◆ Dataset records

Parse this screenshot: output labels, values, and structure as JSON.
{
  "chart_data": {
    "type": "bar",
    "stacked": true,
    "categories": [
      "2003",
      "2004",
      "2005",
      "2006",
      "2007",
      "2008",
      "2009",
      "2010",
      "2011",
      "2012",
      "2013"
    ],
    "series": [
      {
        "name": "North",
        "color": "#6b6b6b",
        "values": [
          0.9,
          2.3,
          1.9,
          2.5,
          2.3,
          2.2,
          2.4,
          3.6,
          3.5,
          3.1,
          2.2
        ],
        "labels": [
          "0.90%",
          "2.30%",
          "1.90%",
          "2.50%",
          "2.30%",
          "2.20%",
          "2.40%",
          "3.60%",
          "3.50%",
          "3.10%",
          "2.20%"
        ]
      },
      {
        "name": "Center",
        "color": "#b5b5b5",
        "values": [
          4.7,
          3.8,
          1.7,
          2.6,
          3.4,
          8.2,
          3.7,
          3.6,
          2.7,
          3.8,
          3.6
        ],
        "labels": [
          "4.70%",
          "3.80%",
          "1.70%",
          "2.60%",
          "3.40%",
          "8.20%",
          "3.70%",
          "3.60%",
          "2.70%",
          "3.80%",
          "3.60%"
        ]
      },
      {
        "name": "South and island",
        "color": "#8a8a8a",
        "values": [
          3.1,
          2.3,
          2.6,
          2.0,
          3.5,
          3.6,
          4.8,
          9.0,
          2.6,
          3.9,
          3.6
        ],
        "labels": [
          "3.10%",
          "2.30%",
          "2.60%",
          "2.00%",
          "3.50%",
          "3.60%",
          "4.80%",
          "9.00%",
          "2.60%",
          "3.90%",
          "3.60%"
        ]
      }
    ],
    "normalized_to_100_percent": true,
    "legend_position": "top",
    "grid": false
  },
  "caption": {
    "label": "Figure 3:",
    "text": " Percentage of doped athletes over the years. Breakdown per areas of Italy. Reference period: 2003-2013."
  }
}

◆ Aim
Copy out the lines in which the string "color" appears.

◆ Answer for this exercise
        "color": "#6b6b6b",
        "color": "#b5b5b5",
        "color": "#8a8a8a",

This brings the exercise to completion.